### What the task asks
Of all the lines in the material, how many include the word "point"? Give only the number.

(Figure record extracts)
::::::::::

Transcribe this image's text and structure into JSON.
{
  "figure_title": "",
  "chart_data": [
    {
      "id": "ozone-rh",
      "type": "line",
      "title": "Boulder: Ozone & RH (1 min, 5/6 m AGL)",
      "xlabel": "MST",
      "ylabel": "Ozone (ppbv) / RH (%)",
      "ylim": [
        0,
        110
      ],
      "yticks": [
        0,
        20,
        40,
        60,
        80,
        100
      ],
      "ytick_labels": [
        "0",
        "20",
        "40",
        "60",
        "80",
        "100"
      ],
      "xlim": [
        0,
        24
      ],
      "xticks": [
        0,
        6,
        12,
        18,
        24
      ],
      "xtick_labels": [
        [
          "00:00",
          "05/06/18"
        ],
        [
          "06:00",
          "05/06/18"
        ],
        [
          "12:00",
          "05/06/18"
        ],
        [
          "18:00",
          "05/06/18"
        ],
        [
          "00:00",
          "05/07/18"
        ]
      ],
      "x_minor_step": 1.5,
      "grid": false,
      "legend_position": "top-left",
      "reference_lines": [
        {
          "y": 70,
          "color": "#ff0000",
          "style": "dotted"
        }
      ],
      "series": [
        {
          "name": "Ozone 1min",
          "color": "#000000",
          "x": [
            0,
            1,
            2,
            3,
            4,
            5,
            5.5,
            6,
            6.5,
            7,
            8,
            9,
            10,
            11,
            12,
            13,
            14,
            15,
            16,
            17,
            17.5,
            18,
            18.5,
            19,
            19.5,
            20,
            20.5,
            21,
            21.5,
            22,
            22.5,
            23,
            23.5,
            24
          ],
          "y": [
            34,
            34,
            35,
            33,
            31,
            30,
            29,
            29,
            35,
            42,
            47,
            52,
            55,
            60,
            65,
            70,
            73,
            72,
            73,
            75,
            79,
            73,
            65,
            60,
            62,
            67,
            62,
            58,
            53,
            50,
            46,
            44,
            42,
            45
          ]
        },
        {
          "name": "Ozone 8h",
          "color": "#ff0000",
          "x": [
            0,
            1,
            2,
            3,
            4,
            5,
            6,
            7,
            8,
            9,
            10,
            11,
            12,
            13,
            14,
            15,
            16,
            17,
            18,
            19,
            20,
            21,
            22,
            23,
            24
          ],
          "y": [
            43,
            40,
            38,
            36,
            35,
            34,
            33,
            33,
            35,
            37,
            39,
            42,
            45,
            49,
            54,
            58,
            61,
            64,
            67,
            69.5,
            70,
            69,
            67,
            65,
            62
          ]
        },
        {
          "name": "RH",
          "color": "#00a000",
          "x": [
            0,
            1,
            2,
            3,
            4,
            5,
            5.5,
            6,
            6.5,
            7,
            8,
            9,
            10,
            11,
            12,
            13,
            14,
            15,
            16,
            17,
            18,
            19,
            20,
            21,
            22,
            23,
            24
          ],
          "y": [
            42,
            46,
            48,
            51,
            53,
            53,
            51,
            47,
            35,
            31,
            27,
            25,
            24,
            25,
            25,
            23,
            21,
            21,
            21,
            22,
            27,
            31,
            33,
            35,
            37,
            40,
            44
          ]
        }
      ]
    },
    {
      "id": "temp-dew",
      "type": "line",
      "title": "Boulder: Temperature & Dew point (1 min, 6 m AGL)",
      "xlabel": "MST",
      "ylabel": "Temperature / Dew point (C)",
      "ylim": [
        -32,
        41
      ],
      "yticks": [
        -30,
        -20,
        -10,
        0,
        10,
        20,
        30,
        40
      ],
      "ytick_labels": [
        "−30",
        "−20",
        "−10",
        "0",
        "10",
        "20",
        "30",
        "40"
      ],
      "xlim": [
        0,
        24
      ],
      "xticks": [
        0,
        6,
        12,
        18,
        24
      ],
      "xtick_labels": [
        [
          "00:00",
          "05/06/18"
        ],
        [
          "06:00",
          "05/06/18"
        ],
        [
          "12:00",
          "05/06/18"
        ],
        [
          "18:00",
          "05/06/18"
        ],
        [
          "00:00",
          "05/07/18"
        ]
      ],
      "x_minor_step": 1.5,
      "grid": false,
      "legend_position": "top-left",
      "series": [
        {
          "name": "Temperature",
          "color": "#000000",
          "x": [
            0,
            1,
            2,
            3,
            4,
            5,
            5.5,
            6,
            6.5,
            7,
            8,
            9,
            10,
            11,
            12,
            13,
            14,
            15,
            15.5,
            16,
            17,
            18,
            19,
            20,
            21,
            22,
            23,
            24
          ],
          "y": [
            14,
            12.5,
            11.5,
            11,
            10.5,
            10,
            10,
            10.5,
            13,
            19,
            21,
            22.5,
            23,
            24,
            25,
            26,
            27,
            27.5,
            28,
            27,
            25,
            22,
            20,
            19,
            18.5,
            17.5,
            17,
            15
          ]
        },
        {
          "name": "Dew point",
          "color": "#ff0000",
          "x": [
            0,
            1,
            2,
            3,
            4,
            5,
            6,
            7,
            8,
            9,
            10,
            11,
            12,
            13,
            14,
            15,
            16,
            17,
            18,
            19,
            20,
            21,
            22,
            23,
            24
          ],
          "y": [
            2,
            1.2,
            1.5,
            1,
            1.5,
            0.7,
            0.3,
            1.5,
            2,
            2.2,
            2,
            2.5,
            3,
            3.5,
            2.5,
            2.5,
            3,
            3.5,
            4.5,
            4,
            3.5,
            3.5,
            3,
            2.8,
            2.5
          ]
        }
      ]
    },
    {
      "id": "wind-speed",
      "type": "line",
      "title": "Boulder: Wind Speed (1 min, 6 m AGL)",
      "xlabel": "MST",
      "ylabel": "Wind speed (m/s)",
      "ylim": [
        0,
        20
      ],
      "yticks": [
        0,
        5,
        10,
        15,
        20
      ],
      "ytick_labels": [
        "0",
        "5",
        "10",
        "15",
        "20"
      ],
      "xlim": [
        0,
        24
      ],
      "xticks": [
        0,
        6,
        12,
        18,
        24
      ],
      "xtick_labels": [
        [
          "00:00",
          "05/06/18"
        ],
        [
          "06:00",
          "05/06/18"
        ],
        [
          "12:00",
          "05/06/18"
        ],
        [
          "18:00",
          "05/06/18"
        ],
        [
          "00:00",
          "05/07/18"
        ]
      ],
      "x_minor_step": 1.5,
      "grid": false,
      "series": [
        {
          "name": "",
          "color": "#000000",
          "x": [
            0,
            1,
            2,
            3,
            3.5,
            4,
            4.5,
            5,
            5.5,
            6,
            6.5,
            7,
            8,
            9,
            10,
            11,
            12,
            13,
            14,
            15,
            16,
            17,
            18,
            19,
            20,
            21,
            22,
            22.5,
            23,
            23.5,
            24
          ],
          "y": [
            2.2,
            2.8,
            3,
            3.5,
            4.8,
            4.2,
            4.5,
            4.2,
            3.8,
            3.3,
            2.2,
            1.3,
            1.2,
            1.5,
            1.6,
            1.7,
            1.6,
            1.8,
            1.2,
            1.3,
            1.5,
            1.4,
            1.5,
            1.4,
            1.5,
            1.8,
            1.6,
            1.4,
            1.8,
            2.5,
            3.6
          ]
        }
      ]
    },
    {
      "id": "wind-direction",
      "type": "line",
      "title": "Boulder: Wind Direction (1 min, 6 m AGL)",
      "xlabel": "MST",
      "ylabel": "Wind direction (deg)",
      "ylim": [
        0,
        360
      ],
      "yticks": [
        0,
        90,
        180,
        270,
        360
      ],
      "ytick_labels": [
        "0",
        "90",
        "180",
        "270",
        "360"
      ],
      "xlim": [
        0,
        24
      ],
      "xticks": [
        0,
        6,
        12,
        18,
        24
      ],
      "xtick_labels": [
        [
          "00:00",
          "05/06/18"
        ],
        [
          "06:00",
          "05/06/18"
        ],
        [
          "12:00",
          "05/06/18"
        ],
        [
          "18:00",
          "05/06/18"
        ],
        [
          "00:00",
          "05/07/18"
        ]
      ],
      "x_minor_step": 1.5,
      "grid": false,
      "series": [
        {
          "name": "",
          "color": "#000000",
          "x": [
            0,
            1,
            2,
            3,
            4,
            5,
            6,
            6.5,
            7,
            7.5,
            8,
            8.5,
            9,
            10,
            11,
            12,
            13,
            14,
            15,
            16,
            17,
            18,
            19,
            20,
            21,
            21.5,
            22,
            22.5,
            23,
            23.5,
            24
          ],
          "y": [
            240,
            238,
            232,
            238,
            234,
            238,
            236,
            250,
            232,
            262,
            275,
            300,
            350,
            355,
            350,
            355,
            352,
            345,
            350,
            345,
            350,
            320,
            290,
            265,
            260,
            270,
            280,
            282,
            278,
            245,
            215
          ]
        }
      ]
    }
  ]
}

::::::::::

### Solution for this exercise
3